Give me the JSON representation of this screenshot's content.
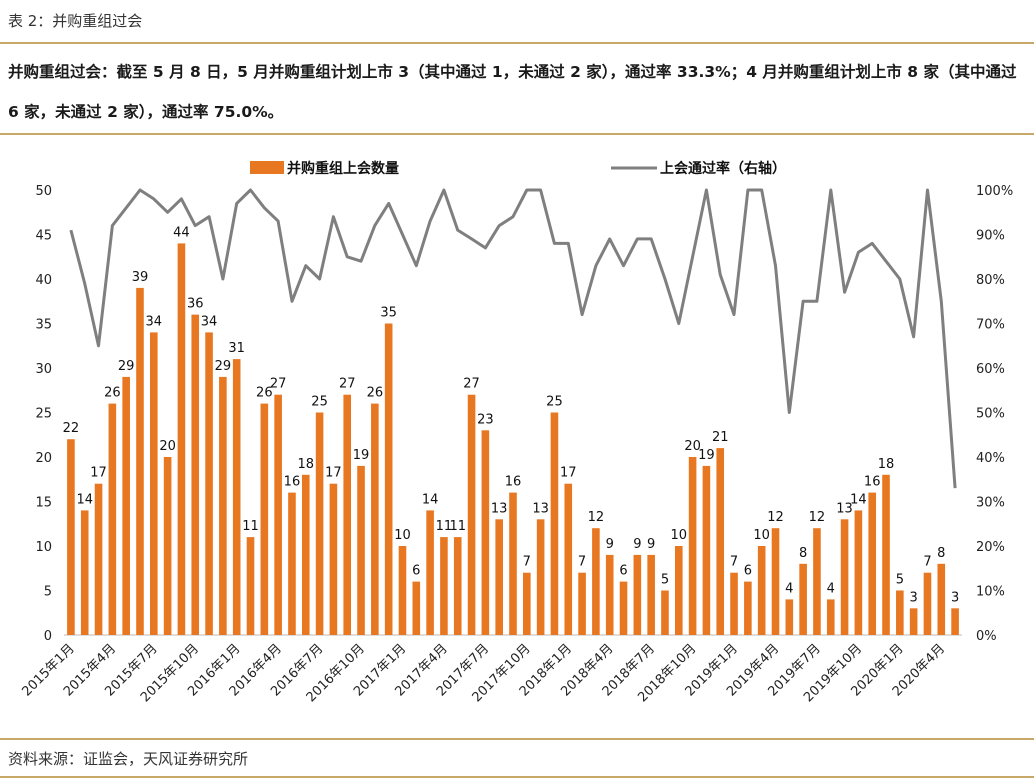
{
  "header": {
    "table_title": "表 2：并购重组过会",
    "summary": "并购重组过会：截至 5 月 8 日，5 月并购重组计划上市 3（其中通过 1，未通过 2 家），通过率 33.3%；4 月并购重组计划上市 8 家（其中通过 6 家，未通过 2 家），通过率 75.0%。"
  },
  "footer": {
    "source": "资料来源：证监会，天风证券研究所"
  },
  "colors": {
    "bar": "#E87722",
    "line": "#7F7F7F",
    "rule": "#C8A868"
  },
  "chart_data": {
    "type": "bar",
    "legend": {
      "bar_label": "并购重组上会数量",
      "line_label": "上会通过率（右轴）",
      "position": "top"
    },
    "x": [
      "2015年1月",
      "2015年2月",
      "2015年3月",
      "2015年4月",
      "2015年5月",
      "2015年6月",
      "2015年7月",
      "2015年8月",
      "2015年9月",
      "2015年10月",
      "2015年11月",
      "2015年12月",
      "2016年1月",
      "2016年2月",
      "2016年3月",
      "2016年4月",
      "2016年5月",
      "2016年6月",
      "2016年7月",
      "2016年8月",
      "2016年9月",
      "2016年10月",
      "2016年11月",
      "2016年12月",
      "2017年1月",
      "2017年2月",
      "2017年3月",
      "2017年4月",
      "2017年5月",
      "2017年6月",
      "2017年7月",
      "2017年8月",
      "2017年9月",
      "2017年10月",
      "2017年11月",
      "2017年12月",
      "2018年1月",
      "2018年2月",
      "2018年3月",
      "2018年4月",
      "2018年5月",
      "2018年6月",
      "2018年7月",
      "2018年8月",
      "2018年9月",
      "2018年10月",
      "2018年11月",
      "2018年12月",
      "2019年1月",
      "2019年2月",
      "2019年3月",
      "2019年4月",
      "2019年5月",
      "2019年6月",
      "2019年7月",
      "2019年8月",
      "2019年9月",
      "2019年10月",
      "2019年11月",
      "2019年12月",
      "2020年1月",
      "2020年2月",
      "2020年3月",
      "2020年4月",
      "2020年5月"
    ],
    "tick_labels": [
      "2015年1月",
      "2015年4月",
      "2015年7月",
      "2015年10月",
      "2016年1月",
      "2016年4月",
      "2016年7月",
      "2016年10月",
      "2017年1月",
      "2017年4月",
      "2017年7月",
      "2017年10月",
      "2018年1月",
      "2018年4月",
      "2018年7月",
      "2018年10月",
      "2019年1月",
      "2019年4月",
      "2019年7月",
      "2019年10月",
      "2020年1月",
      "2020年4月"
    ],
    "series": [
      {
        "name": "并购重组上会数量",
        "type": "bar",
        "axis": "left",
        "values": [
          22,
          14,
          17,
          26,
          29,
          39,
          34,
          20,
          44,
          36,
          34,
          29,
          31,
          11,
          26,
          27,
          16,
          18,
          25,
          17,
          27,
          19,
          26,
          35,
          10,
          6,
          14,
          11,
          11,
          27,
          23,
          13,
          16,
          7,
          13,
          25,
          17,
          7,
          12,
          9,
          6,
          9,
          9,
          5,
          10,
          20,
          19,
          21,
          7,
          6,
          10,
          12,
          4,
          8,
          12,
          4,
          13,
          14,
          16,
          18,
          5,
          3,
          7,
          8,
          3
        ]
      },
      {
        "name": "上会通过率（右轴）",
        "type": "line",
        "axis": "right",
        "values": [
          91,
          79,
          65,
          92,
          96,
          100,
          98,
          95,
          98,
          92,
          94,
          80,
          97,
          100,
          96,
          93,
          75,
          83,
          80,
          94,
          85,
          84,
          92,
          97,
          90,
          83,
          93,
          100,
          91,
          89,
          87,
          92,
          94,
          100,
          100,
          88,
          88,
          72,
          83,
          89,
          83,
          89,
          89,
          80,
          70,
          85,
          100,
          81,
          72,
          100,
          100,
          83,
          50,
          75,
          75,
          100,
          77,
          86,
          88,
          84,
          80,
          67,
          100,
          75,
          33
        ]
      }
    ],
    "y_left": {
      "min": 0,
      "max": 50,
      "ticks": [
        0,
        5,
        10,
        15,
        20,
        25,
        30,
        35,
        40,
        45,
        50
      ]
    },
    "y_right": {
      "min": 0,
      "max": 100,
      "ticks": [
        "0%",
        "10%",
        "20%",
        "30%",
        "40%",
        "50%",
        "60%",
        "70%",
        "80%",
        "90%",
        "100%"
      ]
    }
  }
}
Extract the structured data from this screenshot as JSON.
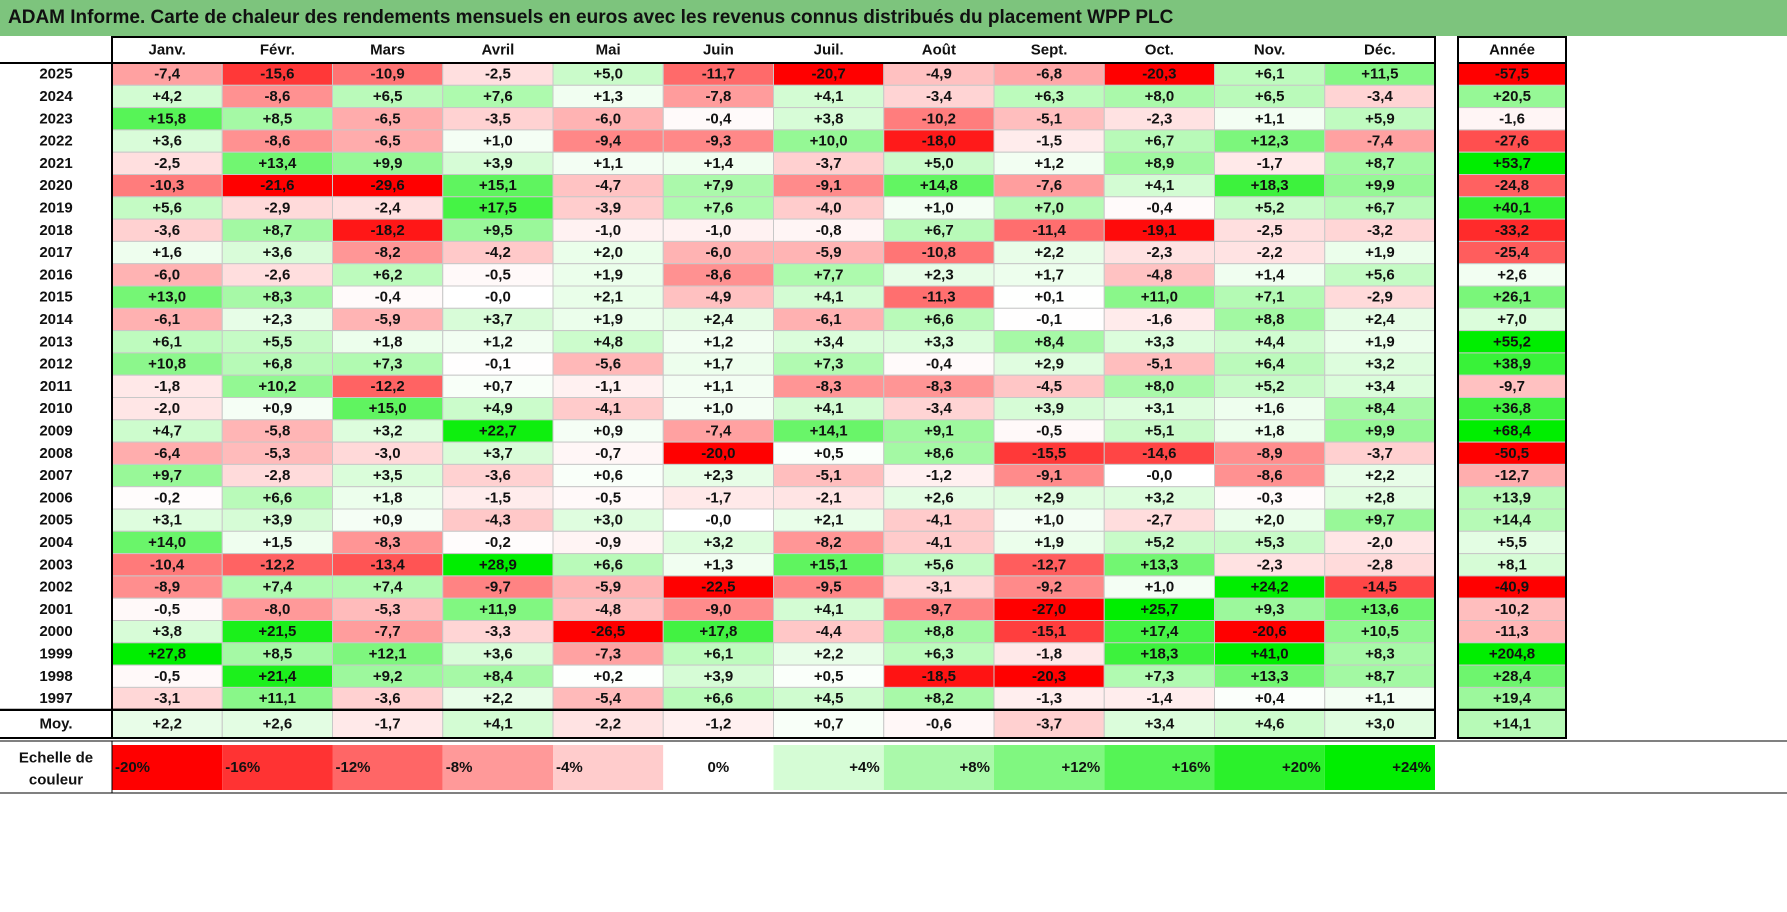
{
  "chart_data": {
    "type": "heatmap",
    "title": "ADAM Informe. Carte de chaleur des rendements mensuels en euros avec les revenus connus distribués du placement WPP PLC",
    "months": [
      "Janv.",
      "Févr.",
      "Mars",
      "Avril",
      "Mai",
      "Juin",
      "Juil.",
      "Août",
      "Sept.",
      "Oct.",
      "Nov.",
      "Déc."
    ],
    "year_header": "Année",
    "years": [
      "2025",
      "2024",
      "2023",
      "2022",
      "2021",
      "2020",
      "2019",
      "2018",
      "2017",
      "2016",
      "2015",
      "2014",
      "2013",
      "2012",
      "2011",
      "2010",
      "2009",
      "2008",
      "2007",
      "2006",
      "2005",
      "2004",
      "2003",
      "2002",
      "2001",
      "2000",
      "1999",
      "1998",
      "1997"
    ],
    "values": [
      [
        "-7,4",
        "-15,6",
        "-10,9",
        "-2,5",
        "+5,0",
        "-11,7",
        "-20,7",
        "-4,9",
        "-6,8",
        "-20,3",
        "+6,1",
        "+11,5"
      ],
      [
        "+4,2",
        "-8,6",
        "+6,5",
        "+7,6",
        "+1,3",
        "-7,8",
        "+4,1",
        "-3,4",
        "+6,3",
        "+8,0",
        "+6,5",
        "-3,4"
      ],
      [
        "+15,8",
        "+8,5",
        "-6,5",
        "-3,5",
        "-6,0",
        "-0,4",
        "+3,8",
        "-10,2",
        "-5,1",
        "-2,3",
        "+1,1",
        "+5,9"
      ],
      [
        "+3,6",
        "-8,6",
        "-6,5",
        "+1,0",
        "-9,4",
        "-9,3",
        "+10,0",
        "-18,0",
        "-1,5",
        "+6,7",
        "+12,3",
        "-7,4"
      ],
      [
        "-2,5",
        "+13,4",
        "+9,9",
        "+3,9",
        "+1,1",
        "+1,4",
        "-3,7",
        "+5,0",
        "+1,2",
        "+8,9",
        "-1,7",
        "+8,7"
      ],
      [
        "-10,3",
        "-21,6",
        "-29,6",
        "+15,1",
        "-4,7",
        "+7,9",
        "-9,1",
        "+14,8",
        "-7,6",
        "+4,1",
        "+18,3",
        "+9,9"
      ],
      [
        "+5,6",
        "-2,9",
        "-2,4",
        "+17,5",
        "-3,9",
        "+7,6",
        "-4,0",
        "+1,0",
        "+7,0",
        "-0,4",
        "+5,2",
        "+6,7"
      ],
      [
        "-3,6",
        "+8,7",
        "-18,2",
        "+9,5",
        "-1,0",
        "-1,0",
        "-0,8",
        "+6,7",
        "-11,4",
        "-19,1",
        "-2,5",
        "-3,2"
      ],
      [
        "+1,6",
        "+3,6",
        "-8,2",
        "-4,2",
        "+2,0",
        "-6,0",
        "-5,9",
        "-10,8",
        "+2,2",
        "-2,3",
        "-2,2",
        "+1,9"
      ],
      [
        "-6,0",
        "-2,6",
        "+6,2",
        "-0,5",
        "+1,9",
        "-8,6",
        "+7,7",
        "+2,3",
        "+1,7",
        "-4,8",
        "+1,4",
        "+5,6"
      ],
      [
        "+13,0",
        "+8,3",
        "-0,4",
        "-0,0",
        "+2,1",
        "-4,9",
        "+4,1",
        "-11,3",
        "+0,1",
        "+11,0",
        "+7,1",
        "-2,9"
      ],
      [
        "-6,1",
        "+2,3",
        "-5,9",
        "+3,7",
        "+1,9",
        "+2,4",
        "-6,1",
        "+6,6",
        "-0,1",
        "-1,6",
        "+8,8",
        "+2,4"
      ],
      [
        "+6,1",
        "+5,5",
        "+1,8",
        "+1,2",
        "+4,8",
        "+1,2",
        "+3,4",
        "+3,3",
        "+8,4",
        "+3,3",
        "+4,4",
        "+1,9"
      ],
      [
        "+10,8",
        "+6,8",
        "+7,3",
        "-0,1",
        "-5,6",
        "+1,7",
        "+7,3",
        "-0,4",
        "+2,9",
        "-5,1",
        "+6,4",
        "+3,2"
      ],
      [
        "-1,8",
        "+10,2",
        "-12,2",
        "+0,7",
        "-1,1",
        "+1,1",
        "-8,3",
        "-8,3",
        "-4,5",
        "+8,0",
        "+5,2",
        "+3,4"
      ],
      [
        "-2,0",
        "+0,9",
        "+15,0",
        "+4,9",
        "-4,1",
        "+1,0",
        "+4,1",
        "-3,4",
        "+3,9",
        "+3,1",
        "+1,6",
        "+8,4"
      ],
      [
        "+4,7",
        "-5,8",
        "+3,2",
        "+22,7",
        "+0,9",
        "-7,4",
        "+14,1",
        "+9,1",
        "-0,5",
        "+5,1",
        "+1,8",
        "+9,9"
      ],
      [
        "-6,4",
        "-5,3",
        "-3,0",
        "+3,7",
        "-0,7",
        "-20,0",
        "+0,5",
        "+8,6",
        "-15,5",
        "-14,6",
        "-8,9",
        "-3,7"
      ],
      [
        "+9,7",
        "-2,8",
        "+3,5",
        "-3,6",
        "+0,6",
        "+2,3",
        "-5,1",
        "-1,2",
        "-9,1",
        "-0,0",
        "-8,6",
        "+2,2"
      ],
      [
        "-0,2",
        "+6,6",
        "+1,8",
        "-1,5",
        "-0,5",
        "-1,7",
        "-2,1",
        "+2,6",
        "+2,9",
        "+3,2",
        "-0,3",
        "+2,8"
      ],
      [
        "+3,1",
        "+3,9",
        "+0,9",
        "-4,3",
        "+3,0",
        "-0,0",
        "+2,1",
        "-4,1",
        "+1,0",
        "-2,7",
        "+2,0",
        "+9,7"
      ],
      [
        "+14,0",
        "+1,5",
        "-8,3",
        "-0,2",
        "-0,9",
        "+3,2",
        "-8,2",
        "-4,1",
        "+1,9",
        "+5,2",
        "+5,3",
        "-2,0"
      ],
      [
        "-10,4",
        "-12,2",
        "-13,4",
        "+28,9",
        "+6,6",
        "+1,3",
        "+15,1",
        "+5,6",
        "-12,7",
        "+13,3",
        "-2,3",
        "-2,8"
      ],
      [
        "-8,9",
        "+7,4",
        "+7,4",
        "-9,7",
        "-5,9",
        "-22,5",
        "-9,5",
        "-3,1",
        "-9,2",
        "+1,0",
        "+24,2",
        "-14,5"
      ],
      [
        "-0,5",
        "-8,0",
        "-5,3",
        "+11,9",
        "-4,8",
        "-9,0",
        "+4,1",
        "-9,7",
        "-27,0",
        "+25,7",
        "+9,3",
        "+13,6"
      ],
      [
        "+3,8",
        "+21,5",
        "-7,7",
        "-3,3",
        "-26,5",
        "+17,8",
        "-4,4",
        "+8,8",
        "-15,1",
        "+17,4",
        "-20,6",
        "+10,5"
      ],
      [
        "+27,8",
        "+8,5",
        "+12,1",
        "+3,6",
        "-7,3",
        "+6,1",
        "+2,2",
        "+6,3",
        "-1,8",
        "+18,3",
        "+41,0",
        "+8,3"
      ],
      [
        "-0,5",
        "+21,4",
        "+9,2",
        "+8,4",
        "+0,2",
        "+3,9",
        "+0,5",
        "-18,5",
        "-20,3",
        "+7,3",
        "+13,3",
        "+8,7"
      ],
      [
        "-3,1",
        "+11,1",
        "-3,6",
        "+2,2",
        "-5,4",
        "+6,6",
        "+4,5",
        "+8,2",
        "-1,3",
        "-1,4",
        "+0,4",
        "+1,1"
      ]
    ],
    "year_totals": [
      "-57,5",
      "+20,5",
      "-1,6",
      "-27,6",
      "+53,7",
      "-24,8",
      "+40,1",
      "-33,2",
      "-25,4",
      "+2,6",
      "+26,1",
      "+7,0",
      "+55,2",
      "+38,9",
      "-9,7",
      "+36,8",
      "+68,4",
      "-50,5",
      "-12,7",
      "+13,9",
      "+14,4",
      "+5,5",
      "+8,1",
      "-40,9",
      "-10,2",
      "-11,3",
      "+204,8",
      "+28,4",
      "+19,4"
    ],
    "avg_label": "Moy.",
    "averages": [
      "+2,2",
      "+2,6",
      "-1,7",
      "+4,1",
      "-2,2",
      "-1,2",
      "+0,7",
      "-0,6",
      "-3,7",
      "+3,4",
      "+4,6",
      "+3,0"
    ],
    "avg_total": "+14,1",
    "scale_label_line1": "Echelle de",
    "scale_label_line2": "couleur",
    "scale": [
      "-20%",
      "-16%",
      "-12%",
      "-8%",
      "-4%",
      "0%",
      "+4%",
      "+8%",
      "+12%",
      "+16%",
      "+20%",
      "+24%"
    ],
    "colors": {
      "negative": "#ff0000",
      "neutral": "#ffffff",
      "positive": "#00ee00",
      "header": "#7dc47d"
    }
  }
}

# # # # # # #

• Your task:
Locate all lines that include the word "screenshot" and copy them out.

• Correct output:
Give me the JSON representation of this screenshot's content.
Extract the structured data from this screenshot as JSON.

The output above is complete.